■ Written task: All the data must come back unchanged, except that pictures are left out.

■ Record list:
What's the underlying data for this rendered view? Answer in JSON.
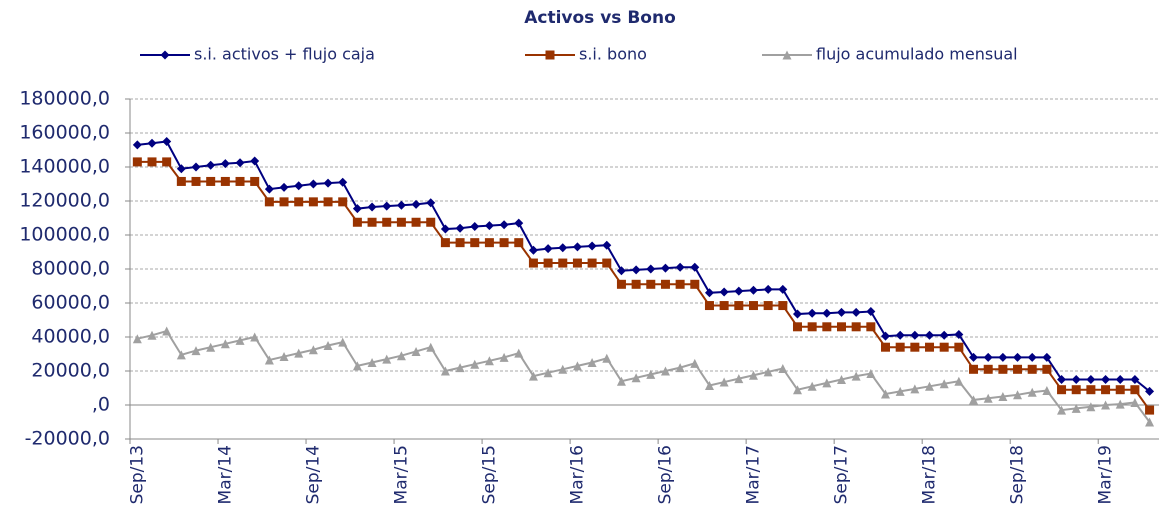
{
  "chart_data": {
    "type": "line",
    "title": "Activos vs Bono",
    "categories": [
      "Sep/13",
      null,
      null,
      null,
      null,
      null,
      "Mar/14",
      null,
      null,
      null,
      null,
      null,
      "Sep/14",
      null,
      null,
      null,
      null,
      null,
      "Mar/15",
      null,
      null,
      null,
      null,
      null,
      "Sep/15",
      null,
      null,
      null,
      null,
      null,
      "Mar/16",
      null,
      null,
      null,
      null,
      null,
      "Sep/16",
      null,
      null,
      null,
      null,
      null,
      "Mar/17",
      null,
      null,
      null,
      null,
      null,
      "Sep/17",
      null,
      null,
      null,
      null,
      null,
      "Mar/18",
      null,
      null,
      null,
      null,
      null,
      "Sep/18",
      null,
      null,
      null,
      null,
      null,
      "Mar/19",
      null,
      null,
      null
    ],
    "series": [
      {
        "name": "s.i. activos + flujo caja",
        "color": "#000080",
        "marker": "diamond",
        "values": [
          153000,
          154000,
          155000,
          139000,
          140000,
          141000,
          142000,
          142500,
          143500,
          127000,
          128000,
          129000,
          130000,
          130500,
          131000,
          115500,
          116500,
          117000,
          117500,
          118000,
          119000,
          103500,
          104000,
          105000,
          105500,
          106000,
          107000,
          91000,
          92000,
          92500,
          93000,
          93500,
          94000,
          79000,
          79500,
          80000,
          80500,
          81000,
          81000,
          66000,
          66500,
          67000,
          67500,
          68000,
          68000,
          53500,
          54000,
          54000,
          54500,
          54500,
          55000,
          40500,
          41000,
          41000,
          41000,
          41000,
          41500,
          28000,
          28000,
          28000,
          28000,
          28000,
          28000,
          15000,
          15000,
          15000,
          15000,
          15000,
          15000,
          8000
        ]
      },
      {
        "name": "s.i. bono",
        "color": "#993300",
        "marker": "square",
        "values": [
          143000,
          143000,
          143000,
          131500,
          131500,
          131500,
          131500,
          131500,
          131500,
          119500,
          119500,
          119500,
          119500,
          119500,
          119500,
          107500,
          107500,
          107500,
          107500,
          107500,
          107500,
          95500,
          95500,
          95500,
          95500,
          95500,
          95500,
          83500,
          83500,
          83500,
          83500,
          83500,
          83500,
          71000,
          71000,
          71000,
          71000,
          71000,
          71000,
          58500,
          58500,
          58500,
          58500,
          58500,
          58500,
          46000,
          46000,
          46000,
          46000,
          46000,
          46000,
          34000,
          34000,
          34000,
          34000,
          34000,
          34000,
          21000,
          21000,
          21000,
          21000,
          21000,
          21000,
          9000,
          9000,
          9000,
          9000,
          9000,
          9000,
          -3000
        ]
      },
      {
        "name": "flujo acumulado mensual",
        "color": "#a0a0a0",
        "marker": "triangle",
        "values": [
          39000,
          41000,
          43500,
          29500,
          32000,
          34000,
          36000,
          38000,
          40000,
          26500,
          28500,
          30500,
          32500,
          35000,
          37000,
          23000,
          25000,
          27000,
          29000,
          31500,
          34000,
          20000,
          22000,
          24000,
          26000,
          28000,
          30500,
          17000,
          19000,
          21000,
          23000,
          25000,
          27500,
          14000,
          16000,
          18000,
          20000,
          22000,
          24500,
          11500,
          13500,
          15500,
          17500,
          19500,
          21500,
          9000,
          11000,
          13000,
          15000,
          17000,
          18500,
          6500,
          8000,
          9500,
          11000,
          12500,
          14000,
          3000,
          4000,
          5000,
          6000,
          7500,
          8500,
          -3000,
          -2000,
          -1000,
          0,
          500,
          1500,
          -10000
        ]
      }
    ],
    "ylim": [
      -20000,
      180000
    ],
    "yticks": [
      {
        "value": -20000,
        "label": "-20000,0"
      },
      {
        "value": 0,
        "label": ",0"
      },
      {
        "value": 20000,
        "label": "20000,0"
      },
      {
        "value": 40000,
        "label": "40000,0"
      },
      {
        "value": 60000,
        "label": "60000,0"
      },
      {
        "value": 80000,
        "label": "80000,0"
      },
      {
        "value": 100000,
        "label": "100000,0"
      },
      {
        "value": 120000,
        "label": "120000,0"
      },
      {
        "value": 140000,
        "label": "140000,0"
      },
      {
        "value": 160000,
        "label": "160000,0"
      },
      {
        "value": 180000,
        "label": "180000,0"
      }
    ],
    "grid": true
  }
}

■ Correct output:
What's the underlying data for this rendered view? Answer in JSON.
{
  "chart_data": {
    "type": "line",
    "title": "Activos vs Bono",
    "categories": [
      "Sep/13",
      null,
      null,
      null,
      null,
      null,
      "Mar/14",
      null,
      null,
      null,
      null,
      null,
      "Sep/14",
      null,
      null,
      null,
      null,
      null,
      "Mar/15",
      null,
      null,
      null,
      null,
      null,
      "Sep/15",
      null,
      null,
      null,
      null,
      null,
      "Mar/16",
      null,
      null,
      null,
      null,
      null,
      "Sep/16",
      null,
      null,
      null,
      null,
      null,
      "Mar/17",
      null,
      null,
      null,
      null,
      null,
      "Sep/17",
      null,
      null,
      null,
      null,
      null,
      "Mar/18",
      null,
      null,
      null,
      null,
      null,
      "Sep/18",
      null,
      null,
      null,
      null,
      null,
      "Mar/19",
      null,
      null,
      null
    ],
    "series": [
      {
        "name": "s.i. activos + flujo caja",
        "color": "#000080",
        "marker": "diamond",
        "values": [
          153000,
          154000,
          155000,
          139000,
          140000,
          141000,
          142000,
          142500,
          143500,
          127000,
          128000,
          129000,
          130000,
          130500,
          131000,
          115500,
          116500,
          117000,
          117500,
          118000,
          119000,
          103500,
          104000,
          105000,
          105500,
          106000,
          107000,
          91000,
          92000,
          92500,
          93000,
          93500,
          94000,
          79000,
          79500,
          80000,
          80500,
          81000,
          81000,
          66000,
          66500,
          67000,
          67500,
          68000,
          68000,
          53500,
          54000,
          54000,
          54500,
          54500,
          55000,
          40500,
          41000,
          41000,
          41000,
          41000,
          41500,
          28000,
          28000,
          28000,
          28000,
          28000,
          28000,
          15000,
          15000,
          15000,
          15000,
          15000,
          15000,
          8000
        ]
      },
      {
        "name": "s.i. bono",
        "color": "#993300",
        "marker": "square",
        "values": [
          143000,
          143000,
          143000,
          131500,
          131500,
          131500,
          131500,
          131500,
          131500,
          119500,
          119500,
          119500,
          119500,
          119500,
          119500,
          107500,
          107500,
          107500,
          107500,
          107500,
          107500,
          95500,
          95500,
          95500,
          95500,
          95500,
          95500,
          83500,
          83500,
          83500,
          83500,
          83500,
          83500,
          71000,
          71000,
          71000,
          71000,
          71000,
          71000,
          58500,
          58500,
          58500,
          58500,
          58500,
          58500,
          46000,
          46000,
          46000,
          46000,
          46000,
          46000,
          34000,
          34000,
          34000,
          34000,
          34000,
          34000,
          21000,
          21000,
          21000,
          21000,
          21000,
          21000,
          9000,
          9000,
          9000,
          9000,
          9000,
          9000,
          -3000
        ]
      },
      {
        "name": "flujo acumulado mensual",
        "color": "#a0a0a0",
        "marker": "triangle",
        "values": [
          39000,
          41000,
          43500,
          29500,
          32000,
          34000,
          36000,
          38000,
          40000,
          26500,
          28500,
          30500,
          32500,
          35000,
          37000,
          23000,
          25000,
          27000,
          29000,
          31500,
          34000,
          20000,
          22000,
          24000,
          26000,
          28000,
          30500,
          17000,
          19000,
          21000,
          23000,
          25000,
          27500,
          14000,
          16000,
          18000,
          20000,
          22000,
          24500,
          11500,
          13500,
          15500,
          17500,
          19500,
          21500,
          9000,
          11000,
          13000,
          15000,
          17000,
          18500,
          6500,
          8000,
          9500,
          11000,
          12500,
          14000,
          3000,
          4000,
          5000,
          6000,
          7500,
          8500,
          -3000,
          -2000,
          -1000,
          0,
          500,
          1500,
          -10000
        ]
      }
    ],
    "ylim": [
      -20000,
      180000
    ],
    "yticks": [
      {
        "value": -20000,
        "label": "-20000,0"
      },
      {
        "value": 0,
        "label": ",0"
      },
      {
        "value": 20000,
        "label": "20000,0"
      },
      {
        "value": 40000,
        "label": "40000,0"
      },
      {
        "value": 60000,
        "label": "60000,0"
      },
      {
        "value": 80000,
        "label": "80000,0"
      },
      {
        "value": 100000,
        "label": "100000,0"
      },
      {
        "value": 120000,
        "label": "120000,0"
      },
      {
        "value": 140000,
        "label": "140000,0"
      },
      {
        "value": 160000,
        "label": "160000,0"
      },
      {
        "value": 180000,
        "label": "180000,0"
      }
    ],
    "grid": true
  }
}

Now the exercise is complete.